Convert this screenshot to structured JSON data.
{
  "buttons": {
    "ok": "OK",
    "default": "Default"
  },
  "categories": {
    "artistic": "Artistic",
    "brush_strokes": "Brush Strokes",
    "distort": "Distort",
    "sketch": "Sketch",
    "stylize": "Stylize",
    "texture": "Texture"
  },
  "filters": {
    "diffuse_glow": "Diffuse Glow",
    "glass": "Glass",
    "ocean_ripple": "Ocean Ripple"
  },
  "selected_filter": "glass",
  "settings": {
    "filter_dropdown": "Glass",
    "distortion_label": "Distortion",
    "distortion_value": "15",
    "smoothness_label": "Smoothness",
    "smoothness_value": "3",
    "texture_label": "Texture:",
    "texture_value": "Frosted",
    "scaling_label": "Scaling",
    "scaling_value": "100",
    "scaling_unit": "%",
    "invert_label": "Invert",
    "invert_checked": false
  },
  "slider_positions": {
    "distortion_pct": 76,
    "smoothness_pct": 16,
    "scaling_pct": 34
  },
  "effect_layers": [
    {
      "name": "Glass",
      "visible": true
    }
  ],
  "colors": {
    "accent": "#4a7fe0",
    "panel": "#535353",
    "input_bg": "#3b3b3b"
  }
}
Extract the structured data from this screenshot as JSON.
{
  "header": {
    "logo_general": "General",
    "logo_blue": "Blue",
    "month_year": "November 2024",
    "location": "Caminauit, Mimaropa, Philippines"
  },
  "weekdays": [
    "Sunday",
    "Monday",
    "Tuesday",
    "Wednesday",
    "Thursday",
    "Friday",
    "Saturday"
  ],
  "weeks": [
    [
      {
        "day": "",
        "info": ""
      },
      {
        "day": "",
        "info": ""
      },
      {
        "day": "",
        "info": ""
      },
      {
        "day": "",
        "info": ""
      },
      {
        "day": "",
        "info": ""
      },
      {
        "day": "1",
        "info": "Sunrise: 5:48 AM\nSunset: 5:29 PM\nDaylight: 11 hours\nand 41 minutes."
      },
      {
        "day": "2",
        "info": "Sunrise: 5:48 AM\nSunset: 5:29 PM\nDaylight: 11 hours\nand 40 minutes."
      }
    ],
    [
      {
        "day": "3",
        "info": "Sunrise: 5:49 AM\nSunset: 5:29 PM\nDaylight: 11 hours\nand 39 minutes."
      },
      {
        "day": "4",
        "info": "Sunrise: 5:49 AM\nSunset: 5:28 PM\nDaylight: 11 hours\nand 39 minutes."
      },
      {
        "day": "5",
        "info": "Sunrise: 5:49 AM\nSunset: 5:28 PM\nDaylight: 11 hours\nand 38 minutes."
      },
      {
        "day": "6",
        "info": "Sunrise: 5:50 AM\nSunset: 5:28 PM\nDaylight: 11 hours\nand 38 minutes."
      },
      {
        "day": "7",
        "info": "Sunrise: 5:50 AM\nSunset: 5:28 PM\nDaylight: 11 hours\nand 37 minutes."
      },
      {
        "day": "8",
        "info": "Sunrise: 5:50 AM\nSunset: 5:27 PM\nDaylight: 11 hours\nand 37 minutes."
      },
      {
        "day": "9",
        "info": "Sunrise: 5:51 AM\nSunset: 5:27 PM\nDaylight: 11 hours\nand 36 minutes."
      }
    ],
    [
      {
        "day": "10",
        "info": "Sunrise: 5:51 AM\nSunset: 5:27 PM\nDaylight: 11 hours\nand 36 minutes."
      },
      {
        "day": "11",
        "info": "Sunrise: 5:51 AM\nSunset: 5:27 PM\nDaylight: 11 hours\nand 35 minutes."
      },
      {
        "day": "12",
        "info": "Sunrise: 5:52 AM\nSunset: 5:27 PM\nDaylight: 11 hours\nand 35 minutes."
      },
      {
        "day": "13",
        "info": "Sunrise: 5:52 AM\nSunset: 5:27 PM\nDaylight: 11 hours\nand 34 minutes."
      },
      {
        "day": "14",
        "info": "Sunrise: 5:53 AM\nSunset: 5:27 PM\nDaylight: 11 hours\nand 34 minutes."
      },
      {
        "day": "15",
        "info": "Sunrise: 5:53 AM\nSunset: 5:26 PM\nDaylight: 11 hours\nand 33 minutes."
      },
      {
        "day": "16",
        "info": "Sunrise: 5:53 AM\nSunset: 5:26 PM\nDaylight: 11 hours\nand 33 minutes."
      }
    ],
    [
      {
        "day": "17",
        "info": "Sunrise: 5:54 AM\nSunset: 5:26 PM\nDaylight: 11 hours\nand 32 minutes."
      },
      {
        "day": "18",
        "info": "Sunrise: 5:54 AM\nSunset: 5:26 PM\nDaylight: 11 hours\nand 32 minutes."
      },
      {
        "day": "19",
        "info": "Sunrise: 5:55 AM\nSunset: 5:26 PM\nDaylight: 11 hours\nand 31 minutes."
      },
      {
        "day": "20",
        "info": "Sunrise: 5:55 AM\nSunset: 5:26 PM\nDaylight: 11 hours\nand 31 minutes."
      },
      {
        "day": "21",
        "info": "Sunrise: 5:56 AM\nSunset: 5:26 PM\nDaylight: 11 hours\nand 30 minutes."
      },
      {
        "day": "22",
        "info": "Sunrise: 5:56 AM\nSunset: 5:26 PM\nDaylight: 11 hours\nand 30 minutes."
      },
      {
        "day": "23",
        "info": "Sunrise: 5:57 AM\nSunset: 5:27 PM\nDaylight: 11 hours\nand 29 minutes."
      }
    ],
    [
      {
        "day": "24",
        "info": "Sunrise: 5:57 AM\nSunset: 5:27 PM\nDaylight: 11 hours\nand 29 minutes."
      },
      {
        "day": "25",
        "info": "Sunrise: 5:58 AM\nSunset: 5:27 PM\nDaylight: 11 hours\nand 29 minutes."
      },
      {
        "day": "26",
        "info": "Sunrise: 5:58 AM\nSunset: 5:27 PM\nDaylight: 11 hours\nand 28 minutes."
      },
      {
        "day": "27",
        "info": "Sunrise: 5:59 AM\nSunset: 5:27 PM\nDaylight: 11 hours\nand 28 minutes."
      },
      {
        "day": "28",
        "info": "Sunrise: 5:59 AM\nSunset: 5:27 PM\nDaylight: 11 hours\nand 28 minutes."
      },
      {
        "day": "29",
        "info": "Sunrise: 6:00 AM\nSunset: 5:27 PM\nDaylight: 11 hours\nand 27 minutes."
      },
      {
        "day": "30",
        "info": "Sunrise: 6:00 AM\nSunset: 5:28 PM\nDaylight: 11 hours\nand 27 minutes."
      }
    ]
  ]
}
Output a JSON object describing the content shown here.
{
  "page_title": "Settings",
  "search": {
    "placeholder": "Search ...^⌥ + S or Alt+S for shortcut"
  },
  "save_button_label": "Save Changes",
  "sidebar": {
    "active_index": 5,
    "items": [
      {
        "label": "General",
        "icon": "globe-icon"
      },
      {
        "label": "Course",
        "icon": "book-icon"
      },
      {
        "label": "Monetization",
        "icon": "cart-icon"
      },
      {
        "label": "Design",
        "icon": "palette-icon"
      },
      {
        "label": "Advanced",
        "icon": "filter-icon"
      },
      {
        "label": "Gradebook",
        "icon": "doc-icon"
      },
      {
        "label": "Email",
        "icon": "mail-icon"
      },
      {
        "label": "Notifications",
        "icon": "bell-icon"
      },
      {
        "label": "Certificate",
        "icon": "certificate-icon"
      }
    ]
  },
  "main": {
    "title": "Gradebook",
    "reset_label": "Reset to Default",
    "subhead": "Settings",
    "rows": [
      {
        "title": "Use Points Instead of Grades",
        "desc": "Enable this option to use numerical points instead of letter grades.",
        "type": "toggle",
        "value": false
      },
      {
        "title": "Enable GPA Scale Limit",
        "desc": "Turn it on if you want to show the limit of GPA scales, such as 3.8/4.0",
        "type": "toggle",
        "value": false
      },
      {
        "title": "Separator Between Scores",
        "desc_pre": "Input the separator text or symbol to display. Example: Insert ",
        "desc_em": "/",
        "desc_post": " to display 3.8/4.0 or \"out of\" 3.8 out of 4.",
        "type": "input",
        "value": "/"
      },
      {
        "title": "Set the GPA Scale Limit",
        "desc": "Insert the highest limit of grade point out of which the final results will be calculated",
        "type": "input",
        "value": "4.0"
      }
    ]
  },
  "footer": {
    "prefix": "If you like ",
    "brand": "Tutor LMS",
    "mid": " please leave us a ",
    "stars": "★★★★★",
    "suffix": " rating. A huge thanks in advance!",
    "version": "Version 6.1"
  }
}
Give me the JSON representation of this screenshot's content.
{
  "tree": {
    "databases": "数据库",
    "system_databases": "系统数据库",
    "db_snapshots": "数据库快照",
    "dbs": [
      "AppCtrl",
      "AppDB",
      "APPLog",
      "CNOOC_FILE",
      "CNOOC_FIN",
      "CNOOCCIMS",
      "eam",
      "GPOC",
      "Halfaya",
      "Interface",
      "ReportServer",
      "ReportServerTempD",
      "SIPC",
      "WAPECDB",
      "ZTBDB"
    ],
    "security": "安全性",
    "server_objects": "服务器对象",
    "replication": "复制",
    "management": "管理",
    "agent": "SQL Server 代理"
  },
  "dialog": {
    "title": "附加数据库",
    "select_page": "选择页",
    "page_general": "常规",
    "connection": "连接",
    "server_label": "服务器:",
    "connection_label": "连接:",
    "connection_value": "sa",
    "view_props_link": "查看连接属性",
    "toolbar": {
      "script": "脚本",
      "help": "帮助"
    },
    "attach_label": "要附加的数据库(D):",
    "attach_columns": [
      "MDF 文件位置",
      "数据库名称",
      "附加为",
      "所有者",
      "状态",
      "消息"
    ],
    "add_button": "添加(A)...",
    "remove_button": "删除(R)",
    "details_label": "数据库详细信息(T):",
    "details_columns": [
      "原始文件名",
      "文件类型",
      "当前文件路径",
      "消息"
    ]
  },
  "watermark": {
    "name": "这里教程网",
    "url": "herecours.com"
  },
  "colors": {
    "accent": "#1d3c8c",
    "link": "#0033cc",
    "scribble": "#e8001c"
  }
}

^^^^^^^^^^^^^^^^

• GOAL
Your answer should be a single number: the count of lines in the entries that contain the word "Insert".

• SOLUTION BELOW
2